_TASK DETAILS_
Entries follow. Set all of them down as they stand.

++++ RECORDS FOR THIS TASK

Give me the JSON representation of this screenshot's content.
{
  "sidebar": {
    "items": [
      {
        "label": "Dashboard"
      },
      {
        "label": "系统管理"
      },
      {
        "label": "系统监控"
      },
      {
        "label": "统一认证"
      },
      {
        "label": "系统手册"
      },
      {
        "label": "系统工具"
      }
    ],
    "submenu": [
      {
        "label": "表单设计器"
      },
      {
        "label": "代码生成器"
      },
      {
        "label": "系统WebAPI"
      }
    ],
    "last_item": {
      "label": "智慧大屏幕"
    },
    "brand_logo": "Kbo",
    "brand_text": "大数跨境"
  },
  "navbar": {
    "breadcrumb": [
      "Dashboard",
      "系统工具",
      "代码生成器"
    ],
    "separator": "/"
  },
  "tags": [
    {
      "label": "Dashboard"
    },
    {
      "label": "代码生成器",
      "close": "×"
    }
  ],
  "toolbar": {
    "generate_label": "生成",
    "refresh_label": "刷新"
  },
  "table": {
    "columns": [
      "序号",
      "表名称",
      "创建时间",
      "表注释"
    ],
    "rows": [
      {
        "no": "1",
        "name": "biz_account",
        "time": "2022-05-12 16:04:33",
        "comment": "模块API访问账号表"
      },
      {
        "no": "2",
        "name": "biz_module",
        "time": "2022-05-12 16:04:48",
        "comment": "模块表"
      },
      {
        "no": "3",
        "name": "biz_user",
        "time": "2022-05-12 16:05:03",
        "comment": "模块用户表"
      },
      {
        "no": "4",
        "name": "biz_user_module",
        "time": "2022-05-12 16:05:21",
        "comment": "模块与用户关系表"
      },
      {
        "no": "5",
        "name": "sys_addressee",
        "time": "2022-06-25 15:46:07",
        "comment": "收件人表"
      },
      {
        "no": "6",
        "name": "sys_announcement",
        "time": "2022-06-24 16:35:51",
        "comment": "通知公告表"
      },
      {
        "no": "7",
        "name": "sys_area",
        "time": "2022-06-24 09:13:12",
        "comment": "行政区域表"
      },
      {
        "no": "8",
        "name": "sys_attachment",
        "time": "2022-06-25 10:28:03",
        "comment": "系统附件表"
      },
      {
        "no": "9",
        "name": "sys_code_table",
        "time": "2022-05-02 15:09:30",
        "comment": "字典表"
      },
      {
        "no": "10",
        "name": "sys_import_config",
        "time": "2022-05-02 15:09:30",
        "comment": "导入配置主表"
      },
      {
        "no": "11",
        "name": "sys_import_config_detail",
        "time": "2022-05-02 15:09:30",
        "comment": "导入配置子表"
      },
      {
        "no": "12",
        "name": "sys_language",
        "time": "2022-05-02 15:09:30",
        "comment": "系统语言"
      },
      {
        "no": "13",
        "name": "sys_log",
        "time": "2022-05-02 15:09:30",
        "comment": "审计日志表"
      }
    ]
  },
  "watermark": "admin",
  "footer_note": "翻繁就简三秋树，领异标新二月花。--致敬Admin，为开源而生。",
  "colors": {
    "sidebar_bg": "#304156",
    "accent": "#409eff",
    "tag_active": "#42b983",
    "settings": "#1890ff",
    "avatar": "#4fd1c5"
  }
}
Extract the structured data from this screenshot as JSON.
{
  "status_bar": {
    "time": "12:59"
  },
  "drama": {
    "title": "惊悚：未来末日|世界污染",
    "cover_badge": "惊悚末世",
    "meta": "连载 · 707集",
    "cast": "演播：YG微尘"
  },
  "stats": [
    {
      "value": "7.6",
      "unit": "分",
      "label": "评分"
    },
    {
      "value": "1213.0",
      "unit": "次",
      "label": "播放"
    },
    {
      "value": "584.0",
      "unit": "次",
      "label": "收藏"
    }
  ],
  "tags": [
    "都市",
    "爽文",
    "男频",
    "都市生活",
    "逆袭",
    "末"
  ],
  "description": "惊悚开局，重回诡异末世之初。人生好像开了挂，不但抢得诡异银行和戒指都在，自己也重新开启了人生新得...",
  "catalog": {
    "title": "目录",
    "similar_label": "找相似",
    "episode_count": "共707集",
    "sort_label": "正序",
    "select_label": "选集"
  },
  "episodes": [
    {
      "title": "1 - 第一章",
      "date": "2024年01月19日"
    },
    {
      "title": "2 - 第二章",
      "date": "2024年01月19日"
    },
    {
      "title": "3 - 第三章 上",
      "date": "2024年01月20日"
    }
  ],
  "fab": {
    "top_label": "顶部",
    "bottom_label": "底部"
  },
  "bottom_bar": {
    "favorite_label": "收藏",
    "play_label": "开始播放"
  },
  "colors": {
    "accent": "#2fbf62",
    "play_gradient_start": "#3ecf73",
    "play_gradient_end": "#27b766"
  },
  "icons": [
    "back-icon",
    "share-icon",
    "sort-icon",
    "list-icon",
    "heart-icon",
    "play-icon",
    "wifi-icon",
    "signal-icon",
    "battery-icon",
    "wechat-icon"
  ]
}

++++++++

_EXERCISE ANSWER_
Give me the JSON representation of this screenshot's content.
{
  "sidebar": {
    "items": [
      {
        "label": "Dashboard"
      },
      {
        "label": "系统管理"
      },
      {
        "label": "系统监控"
      },
      {
        "label": "统一认证"
      },
      {
        "label": "系统手册"
      },
      {
        "label": "系统工具"
      }
    ],
    "submenu": [
      {
        "label": "表单设计器"
      },
      {
        "label": "代码生成器"
      },
      {
        "label": "系统WebAPI"
      }
    ],
    "last_item": {
      "label": "智慧大屏幕"
    },
    "brand_logo": "Kbo",
    "brand_text": "大数跨境"
  },
  "navbar": {
    "breadcrumb": [
      "Dashboard",
      "系统工具",
      "代码生成器"
    ],
    "separator": "/"
  },
  "tags": [
    {
      "label": "Dashboard"
    },
    {
      "label": "代码生成器",
      "close": "×"
    }
  ],
  "toolbar": {
    "generate_label": "生成",
    "refresh_label": "刷新"
  },
  "table": {
    "columns": [
      "序号",
      "表名称",
      "创建时间",
      "表注释"
    ],
    "rows": [
      {
        "no": "1",
        "name": "biz_account",
        "time": "2022-05-12 16:04:33",
        "comment": "模块API访问账号表"
      },
      {
        "no": "2",
        "name": "biz_module",
        "time": "2022-05-12 16:04:48",
        "comment": "模块表"
      },
      {
        "no": "3",
        "name": "biz_user",
        "time": "2022-05-12 16:05:03",
        "comment": "模块用户表"
      },
      {
        "no": "4",
        "name": "biz_user_module",
        "time": "2022-05-12 16:05:21",
        "comment": "模块与用户关系表"
      },
      {
        "no": "5",
        "name": "sys_addressee",
        "time": "2022-06-25 15:46:07",
        "comment": "收件人表"
      },
      {
        "no": "6",
        "name": "sys_announcement",
        "time": "2022-06-24 16:35:51",
        "comment": "通知公告表"
      },
      {
        "no": "7",
        "name": "sys_area",
        "time": "2022-06-24 09:13:12",
        "comment": "行政区域表"
      },
      {
        "no": "8",
        "name": "sys_attachment",
        "time": "2022-06-25 10:28:03",
        "comment": "系统附件表"
      },
      {
        "no": "9",
        "name": "sys_code_table",
        "time": "2022-05-02 15:09:30",
        "comment": "字典表"
      },
      {
        "no": "10",
        "name": "sys_import_config",
        "time": "2022-05-02 15:09:30",
        "comment": "导入配置主表"
      },
      {
        "no": "11",
        "name": "sys_import_config_detail",
        "time": "2022-05-02 15:09:30",
        "comment": "导入配置子表"
      },
      {
        "no": "12",
        "name": "sys_language",
        "time": "2022-05-02 15:09:30",
        "comment": "系统语言"
      },
      {
        "no": "13",
        "name": "sys_log",
        "time": "2022-05-02 15:09:30",
        "comment": "审计日志表"
      }
    ]
  },
  "watermark": "admin",
  "footer_note": "翻繁就简三秋树，领异标新二月花。--致敬Admin，为开源而生。",
  "colors": {
    "sidebar_bg": "#304156",
    "accent": "#409eff",
    "tag_active": "#42b983",
    "settings": "#1890ff",
    "avatar": "#4fd1c5"
  }
}
Extract the structured data from this screenshot as JSON.
{
  "status_bar": {
    "time": "12:59"
  },
  "drama": {
    "title": "惊悚：未来末日|世界污染",
    "cover_badge": "惊悚末世",
    "meta": "连载 · 707集",
    "cast": "演播：YG微尘"
  },
  "stats": [
    {
      "value": "7.6",
      "unit": "分",
      "label": "评分"
    },
    {
      "value": "1213.0",
      "unit": "次",
      "label": "播放"
    },
    {
      "value": "584.0",
      "unit": "次",
      "label": "收藏"
    }
  ],
  "tags": [
    "都市",
    "爽文",
    "男频",
    "都市生活",
    "逆袭",
    "末"
  ],
  "description": "惊悚开局，重回诡异末世之初。人生好像开了挂，不但抢得诡异银行和戒指都在，自己也重新开启了人生新得...",
  "catalog": {
    "title": "目录",
    "similar_label": "找相似",
    "episode_count": "共707集",
    "sort_label": "正序",
    "select_label": "选集"
  },
  "episodes": [
    {
      "title": "1 - 第一章",
      "date": "2024年01月19日"
    },
    {
      "title": "2 - 第二章",
      "date": "2024年01月19日"
    },
    {
      "title": "3 - 第三章 上",
      "date": "2024年01月20日"
    }
  ],
  "fab": {
    "top_label": "顶部",
    "bottom_label": "底部"
  },
  "bottom_bar": {
    "favorite_label": "收藏",
    "play_label": "开始播放"
  },
  "colors": {
    "accent": "#2fbf62",
    "play_gradient_start": "#3ecf73",
    "play_gradient_end": "#27b766"
  },
  "icons": [
    "back-icon",
    "share-icon",
    "sort-icon",
    "list-icon",
    "heart-icon",
    "play-icon",
    "wifi-icon",
    "signal-icon",
    "battery-icon",
    "wechat-icon"
  ]
}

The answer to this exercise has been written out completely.